Collected data entries:
-- Opening Marker --

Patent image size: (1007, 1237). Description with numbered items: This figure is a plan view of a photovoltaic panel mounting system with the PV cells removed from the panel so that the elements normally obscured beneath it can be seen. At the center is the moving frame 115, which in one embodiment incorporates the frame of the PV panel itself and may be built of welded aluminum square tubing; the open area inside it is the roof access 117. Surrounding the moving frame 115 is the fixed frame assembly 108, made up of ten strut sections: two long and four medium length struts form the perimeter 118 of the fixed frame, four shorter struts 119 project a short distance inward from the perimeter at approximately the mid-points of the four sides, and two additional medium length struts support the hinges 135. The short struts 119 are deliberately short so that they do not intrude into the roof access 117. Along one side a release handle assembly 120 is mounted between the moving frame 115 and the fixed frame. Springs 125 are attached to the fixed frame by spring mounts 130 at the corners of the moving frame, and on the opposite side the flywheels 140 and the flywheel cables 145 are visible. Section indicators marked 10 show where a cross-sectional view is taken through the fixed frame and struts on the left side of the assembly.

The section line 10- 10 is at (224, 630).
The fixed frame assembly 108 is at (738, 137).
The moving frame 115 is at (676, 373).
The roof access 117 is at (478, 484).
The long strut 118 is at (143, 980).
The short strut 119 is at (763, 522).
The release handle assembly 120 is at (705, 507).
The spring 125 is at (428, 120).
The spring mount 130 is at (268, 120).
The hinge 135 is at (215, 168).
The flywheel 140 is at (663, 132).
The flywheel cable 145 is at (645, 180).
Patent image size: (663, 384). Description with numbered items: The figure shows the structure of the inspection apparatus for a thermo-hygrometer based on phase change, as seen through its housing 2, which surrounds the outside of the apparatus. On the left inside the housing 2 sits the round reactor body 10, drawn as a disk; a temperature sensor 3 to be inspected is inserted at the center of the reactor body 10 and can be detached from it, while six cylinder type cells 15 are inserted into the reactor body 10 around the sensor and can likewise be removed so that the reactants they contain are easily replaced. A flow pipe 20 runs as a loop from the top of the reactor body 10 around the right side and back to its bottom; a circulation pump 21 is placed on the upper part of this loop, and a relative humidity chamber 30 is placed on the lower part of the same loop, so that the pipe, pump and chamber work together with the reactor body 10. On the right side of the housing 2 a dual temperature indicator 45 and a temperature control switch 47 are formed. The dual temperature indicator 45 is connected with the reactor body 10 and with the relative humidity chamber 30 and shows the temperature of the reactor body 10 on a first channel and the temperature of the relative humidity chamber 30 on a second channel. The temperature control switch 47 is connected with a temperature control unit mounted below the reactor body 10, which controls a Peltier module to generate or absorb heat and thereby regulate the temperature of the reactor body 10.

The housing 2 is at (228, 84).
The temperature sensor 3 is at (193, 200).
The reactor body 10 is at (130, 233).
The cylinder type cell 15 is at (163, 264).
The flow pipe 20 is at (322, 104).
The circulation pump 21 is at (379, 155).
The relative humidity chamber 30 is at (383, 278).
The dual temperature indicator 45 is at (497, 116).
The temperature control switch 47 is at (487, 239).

-- Closing Marker --

◆ **WORK REQUEST**:
Please repeat each entry exactly as written.

◆ **SOLUTION TO THIS TASK**:
Patent image size: (1007, 1237). Description with numbered items: This figure is a plan view of a photovoltaic panel mounting system with the PV cells removed from the panel so that the elements normally obscured beneath it can be seen. At the center is the moving frame 115, which in one embodiment incorporates the frame of the PV panel itself and may be built of welded aluminum square tubing; the open area inside it is the roof access 117. Surrounding the moving frame 115 is the fixed frame assembly 108, made up of ten strut sections: two long and four medium length struts form the perimeter 118 of the fixed frame, four shorter struts 119 project a short distance inward from the perimeter at approximately the mid-points of the four sides, and two additional medium length struts support the hinges 135. The short struts 119 are deliberately short so that they do not intrude into the roof access 117. Along one side a release handle assembly 120 is mounted between the moving frame 115 and the fixed frame. Springs 125 are attached to the fixed frame by spring mounts 130 at the corners of the moving frame, and on the opposite side the flywheels 140 and the flywheel cables 145 are visible. Section indicators marked 10 show where a cross-sectional view is taken through the fixed frame and struts on the left side of the assembly.

The section line 10- 10 is at (224, 630).
The fixed frame assembly 108 is at (738, 137).
The moving frame 115 is at (676, 373).
The roof access 117 is at (478, 484).
The long strut 118 is at (143, 980).
The short strut 119 is at (763, 522).
The release handle assembly 120 is at (705, 507).
The spring 125 is at (428, 120).
The spring mount 130 is at (268, 120).
The hinge 135 is at (215, 168).
The flywheel 140 is at (663, 132).
The flywheel cable 145 is at (645, 180).
Patent image size: (663, 384). Description with numbered items: The figure shows the structure of the inspection apparatus for a thermo-hygrometer based on phase change, as seen through its housing 2, which surrounds the outside of the apparatus. On the left inside the housing 2 sits the round reactor body 10, drawn as a disk; a temperature sensor 3 to be inspected is inserted at the center of the reactor body 10 and can be detached from it, while six cylinder type cells 15 are inserted into the reactor body 10 around the sensor and can likewise be removed so that the reactants they contain are easily replaced. A flow pipe 20 runs as a loop from the top of the reactor body 10 around the right side and back to its bottom; a circulation pump 21 is placed on the upper part of this loop, and a relative humidity chamber 30 is placed on the lower part of the same loop, so that the pipe, pump and chamber work together with the reactor body 10. On the right side of the housing 2 a dual temperature indicator 45 and a temperature control switch 47 are formed. The dual temperature indicator 45 is connected with the reactor body 10 and with the relative humidity chamber 30 and shows the temperature of the reactor body 10 on a first channel and the temperature of the relative humidity chamber 30 on a second channel. The temperature control switch 47 is connected with a temperature control unit mounted below the reactor body 10, which controls a Peltier module to generate or absorb heat and thereby regulate the temperature of the reactor body 10.

The housing 2 is at (228, 84).
The temperature sensor 3 is at (193, 200).
The reactor body 10 is at (130, 233).
The cylinder type cell 15 is at (163, 264).
The flow pipe 20 is at (322, 104).
The circulation pump 21 is at (379, 155).
The relative humidity chamber 30 is at (383, 278).
The dual temperature indicator 45 is at (497, 116).
The temperature control switch 47 is at (487, 239).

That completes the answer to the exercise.